[Box annotation data]
----------

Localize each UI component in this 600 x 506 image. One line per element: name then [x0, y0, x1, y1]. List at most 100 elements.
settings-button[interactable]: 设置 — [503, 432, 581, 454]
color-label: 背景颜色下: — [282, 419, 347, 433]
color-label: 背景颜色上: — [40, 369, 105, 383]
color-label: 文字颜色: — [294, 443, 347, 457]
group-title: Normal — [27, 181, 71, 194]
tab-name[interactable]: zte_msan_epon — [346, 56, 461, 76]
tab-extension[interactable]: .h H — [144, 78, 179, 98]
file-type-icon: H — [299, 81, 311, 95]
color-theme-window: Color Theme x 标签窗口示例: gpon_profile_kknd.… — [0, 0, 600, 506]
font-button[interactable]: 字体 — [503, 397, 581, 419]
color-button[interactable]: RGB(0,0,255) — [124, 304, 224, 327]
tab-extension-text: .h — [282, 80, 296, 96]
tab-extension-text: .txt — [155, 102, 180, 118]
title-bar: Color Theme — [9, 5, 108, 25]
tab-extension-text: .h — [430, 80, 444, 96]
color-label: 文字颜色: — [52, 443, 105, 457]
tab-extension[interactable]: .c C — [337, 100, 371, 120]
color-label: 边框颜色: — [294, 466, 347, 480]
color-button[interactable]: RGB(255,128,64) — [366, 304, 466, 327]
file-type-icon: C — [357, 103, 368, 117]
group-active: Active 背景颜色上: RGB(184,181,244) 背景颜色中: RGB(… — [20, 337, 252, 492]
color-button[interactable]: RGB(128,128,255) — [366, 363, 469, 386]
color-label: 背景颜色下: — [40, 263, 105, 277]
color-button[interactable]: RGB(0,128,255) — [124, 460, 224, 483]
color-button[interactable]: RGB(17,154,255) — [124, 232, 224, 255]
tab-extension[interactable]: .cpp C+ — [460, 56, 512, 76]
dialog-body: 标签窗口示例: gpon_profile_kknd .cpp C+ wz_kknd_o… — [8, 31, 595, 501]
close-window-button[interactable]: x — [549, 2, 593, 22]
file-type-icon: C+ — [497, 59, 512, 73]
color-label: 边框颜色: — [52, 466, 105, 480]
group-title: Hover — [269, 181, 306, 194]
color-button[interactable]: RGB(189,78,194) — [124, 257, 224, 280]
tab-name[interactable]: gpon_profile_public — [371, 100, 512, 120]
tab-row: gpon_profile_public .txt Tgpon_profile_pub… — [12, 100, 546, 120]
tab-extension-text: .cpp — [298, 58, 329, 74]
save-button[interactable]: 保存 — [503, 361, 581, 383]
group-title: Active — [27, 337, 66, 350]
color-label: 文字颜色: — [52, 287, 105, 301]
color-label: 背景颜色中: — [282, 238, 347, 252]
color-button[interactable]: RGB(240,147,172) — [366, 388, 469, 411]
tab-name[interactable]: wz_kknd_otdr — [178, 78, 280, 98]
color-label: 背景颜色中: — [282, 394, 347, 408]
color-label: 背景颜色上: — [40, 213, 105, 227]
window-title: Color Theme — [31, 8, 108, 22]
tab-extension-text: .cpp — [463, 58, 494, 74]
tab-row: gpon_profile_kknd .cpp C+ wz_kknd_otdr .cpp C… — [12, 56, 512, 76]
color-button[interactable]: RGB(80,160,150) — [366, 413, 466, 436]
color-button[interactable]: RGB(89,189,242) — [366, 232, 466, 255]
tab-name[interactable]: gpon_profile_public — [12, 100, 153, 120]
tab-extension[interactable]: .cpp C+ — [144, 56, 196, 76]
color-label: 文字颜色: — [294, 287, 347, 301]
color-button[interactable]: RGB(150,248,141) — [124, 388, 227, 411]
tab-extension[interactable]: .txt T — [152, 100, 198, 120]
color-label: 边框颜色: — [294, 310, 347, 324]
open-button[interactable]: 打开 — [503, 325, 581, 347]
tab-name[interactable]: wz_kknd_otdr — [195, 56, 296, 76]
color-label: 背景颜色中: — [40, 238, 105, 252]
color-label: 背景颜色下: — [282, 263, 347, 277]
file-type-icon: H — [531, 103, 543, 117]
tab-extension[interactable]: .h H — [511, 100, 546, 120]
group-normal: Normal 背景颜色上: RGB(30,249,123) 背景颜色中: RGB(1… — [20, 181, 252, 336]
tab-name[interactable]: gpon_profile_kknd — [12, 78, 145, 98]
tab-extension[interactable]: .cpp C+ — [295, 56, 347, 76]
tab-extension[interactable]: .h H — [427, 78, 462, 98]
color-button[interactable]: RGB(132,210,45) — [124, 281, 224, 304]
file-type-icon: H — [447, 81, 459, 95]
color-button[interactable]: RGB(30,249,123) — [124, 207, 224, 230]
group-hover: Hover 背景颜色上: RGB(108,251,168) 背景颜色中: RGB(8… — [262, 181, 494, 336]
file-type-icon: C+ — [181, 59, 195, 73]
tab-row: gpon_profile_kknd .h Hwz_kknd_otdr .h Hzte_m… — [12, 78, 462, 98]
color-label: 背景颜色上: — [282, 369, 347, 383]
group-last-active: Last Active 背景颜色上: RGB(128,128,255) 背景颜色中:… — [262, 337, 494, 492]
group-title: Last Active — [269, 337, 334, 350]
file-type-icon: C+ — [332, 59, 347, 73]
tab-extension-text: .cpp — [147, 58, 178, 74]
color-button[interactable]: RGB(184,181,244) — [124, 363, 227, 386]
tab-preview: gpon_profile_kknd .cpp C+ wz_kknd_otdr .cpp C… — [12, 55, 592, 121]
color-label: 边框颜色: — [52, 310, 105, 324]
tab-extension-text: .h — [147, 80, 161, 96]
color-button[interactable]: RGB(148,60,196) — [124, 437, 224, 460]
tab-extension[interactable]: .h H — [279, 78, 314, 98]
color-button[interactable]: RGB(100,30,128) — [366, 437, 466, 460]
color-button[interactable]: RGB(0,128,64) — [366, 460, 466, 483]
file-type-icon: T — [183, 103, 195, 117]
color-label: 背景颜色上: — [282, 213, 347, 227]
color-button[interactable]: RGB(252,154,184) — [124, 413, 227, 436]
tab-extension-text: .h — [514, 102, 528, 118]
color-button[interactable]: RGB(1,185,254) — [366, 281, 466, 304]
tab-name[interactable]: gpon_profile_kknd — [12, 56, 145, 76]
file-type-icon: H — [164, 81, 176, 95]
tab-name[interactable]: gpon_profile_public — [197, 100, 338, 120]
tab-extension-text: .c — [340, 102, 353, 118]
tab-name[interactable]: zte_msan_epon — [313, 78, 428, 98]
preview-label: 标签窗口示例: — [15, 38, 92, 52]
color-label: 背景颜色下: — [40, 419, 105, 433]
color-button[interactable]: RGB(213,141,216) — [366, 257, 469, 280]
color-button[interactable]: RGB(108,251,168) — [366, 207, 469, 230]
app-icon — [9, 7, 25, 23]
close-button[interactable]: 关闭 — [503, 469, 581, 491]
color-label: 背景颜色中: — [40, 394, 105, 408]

----------

Exercise aim :: Turn every line of the entries above into a numbered list, skipping any blank lines.

Response to this task ::
1. Localize each UI component in this 600 x 506 image. One line per element: name then [x0, y0, x1, y1]. List at most 100 elements.
2. settings-button[interactable]: 设置 — [503, 432, 581, 454]
3. color-label: 背景颜色下: — [282, 419, 347, 433]
4. color-label: 背景颜色上: — [40, 369, 105, 383]
5. color-label: 文字颜色: — [294, 443, 347, 457]
6. group-title: Normal — [27, 181, 71, 194]
7. tab-name[interactable]: zte_msan_epon — [346, 56, 461, 76]
8. tab-extension[interactable]: .h H — [144, 78, 179, 98]
9. file-type-icon: H — [299, 81, 311, 95]
10. color-theme-window: Color Theme x 标签窗口示例: gpon_profile_kknd.… — [0, 0, 600, 506]
11. font-button[interactable]: 字体 — [503, 397, 581, 419]
12. color-button[interactable]: RGB(0,0,255) — [124, 304, 224, 327]
13. tab-extension-text: .h — [282, 80, 296, 96]
14. tab-extension-text: .txt — [155, 102, 180, 118]
15. title-bar: Color Theme — [9, 5, 108, 25]
16. tab-extension-text: .h — [430, 80, 444, 96]
17. color-label: 文字颜色: — [52, 443, 105, 457]
18. tab-extension[interactable]: .c C — [337, 100, 371, 120]
19. color-label: 边框颜色: — [294, 466, 347, 480]
20. color-button[interactable]: RGB(255,128,64) — [366, 304, 466, 327]
21. file-type-icon: C — [357, 103, 368, 117]
22. group-active: Active 背景颜色上: RGB(184,181,244) 背景颜色中: RGB(… — [20, 337, 252, 492]
23. color-button[interactable]: RGB(128,128,255) — [366, 363, 469, 386]
24. color-label: 背景颜色下: — [40, 263, 105, 277]
25. color-button[interactable]: RGB(0,128,255) — [124, 460, 224, 483]
26. color-button[interactable]: RGB(17,154,255) — [124, 232, 224, 255]
27. tab-extension[interactable]: .cpp C+ — [460, 56, 512, 76]
28. dialog-body: 标签窗口示例: gpon_profile_kknd .cpp C+ wz_kknd_o… — [8, 31, 595, 501]
29. close-window-button[interactable]: x — [549, 2, 593, 22]
30. file-type-icon: C+ — [497, 59, 512, 73]
31. color-label: 边框颜色: — [52, 466, 105, 480]
32. group-title: Hover — [269, 181, 306, 194]
33. color-button[interactable]: RGB(189,78,194) — [124, 257, 224, 280]
34. tab-name[interactable]: gpon_profile_public — [371, 100, 512, 120]
35. tab-row: gpon_profile_public .txt Tgpon_profile_pub… — [12, 100, 546, 120]
36. tab-extension-text: .cpp — [298, 58, 329, 74]
37. save-button[interactable]: 保存 — [503, 361, 581, 383]
38. group-title: Active — [27, 337, 66, 350]
39. color-label: 文字颜色: — [52, 287, 105, 301]
40. color-label: 背景颜色中: — [282, 238, 347, 252]
41. color-button[interactable]: RGB(240,147,172) — [366, 388, 469, 411]
42. tab-name[interactable]: wz_kknd_otdr — [178, 78, 280, 98]
43. color-label: 背景颜色中: — [282, 394, 347, 408]
44. color-label: 背景颜色上: — [40, 213, 105, 227]
45. window-title: Color Theme — [31, 8, 108, 22]
46. tab-extension-text: .cpp — [463, 58, 494, 74]
47. tab-row: gpon_profile_kknd .cpp C+ wz_kknd_otdr .cpp C… — [12, 56, 512, 76]
48. color-button[interactable]: RGB(80,160,150) — [366, 413, 466, 436]
49. color-button[interactable]: RGB(89,189,242) — [366, 232, 466, 255]
50. tab-name[interactable]: gpon_profile_public — [12, 100, 153, 120]
51. tab-extension[interactable]: .cpp C+ — [144, 56, 196, 76]
52. color-label: 文字颜色: — [294, 287, 347, 301]
53. color-button[interactable]: RGB(150,248,141) — [124, 388, 227, 411]
54. tab-extension[interactable]: .txt T — [152, 100, 198, 120]
55. color-label: 边框颜色: — [294, 310, 347, 324]
56. open-button[interactable]: 打开 — [503, 325, 581, 347]
57. tab-name[interactable]: wz_kknd_otdr — [195, 56, 296, 76]
58. color-label: 背景颜色中: — [40, 238, 105, 252]
59. color-label: 背景颜色下: — [282, 263, 347, 277]
60. file-type-icon: H — [531, 103, 543, 117]
61. tab-extension[interactable]: .h H — [511, 100, 546, 120]
62. group-normal: Normal 背景颜色上: RGB(30,249,123) 背景颜色中: RGB(1… — [20, 181, 252, 336]
63. tab-name[interactable]: gpon_profile_kknd — [12, 78, 145, 98]
64. tab-extension[interactable]: .cpp C+ — [295, 56, 347, 76]
65. tab-extension[interactable]: .h H — [427, 78, 462, 98]
66. color-button[interactable]: RGB(132,210,45) — [124, 281, 224, 304]
67. file-type-icon: H — [447, 81, 459, 95]
68. color-button[interactable]: RGB(30,249,123) — [124, 207, 224, 230]
69. group-hover: Hover 背景颜色上: RGB(108,251,168) 背景颜色中: RGB(8… — [262, 181, 494, 336]
70. file-type-icon: C+ — [181, 59, 195, 73]
71. tab-row: gpon_profile_kknd .h Hwz_kknd_otdr .h Hzte_m… — [12, 78, 462, 98]
72. color-label: 背景颜色上: — [282, 369, 347, 383]
73. group-last-active: Last Active 背景颜色上: RGB(128,128,255) 背景颜色中:… — [262, 337, 494, 492]
74. group-title: Last Active — [269, 337, 334, 350]
75. file-type-icon: C+ — [332, 59, 347, 73]
76. tab-extension-text: .cpp — [147, 58, 178, 74]
77. color-button[interactable]: RGB(184,181,244) — [124, 363, 227, 386]
78. tab-preview: gpon_profile_kknd .cpp C+ wz_kknd_otdr .cpp C… — [12, 55, 592, 121]
79. color-label: 边框颜色: — [52, 310, 105, 324]
80. tab-extension-text: .h — [147, 80, 161, 96]
81. color-button[interactable]: RGB(148,60,196) — [124, 437, 224, 460]
82. tab-extension[interactable]: .h H — [279, 78, 314, 98]
83. color-button[interactable]: RGB(100,30,128) — [366, 437, 466, 460]
84. color-button[interactable]: RGB(0,128,64) — [366, 460, 466, 483]
85. file-type-icon: T — [183, 103, 195, 117]
86. color-label: 背景颜色上: — [282, 213, 347, 227]
87. color-button[interactable]: RGB(252,154,184) — [124, 413, 227, 436]
88. tab-extension-text: .h — [514, 102, 528, 118]
89. color-button[interactable]: RGB(1,185,254) — [366, 281, 466, 304]
90. tab-name[interactable]: gpon_profile_kknd — [12, 56, 145, 76]
91. file-type-icon: H — [164, 81, 176, 95]
92. tab-name[interactable]: gpon_profile_public — [197, 100, 338, 120]
93. tab-extension-text: .c — [340, 102, 353, 118]
94. tab-name[interactable]: zte_msan_epon — [313, 78, 428, 98]
95. preview-label: 标签窗口示例: — [15, 38, 92, 52]
96. color-label: 背景颜色下: — [40, 419, 105, 433]
97. color-button[interactable]: RGB(213,141,216) — [366, 257, 469, 280]
98. color-button[interactable]: RGB(108,251,168) — [366, 207, 469, 230]
99. app-icon — [9, 7, 25, 23]
100. close-button[interactable]: 关闭 — [503, 469, 581, 491]
101. color-label: 背景颜色中: — [40, 394, 105, 408]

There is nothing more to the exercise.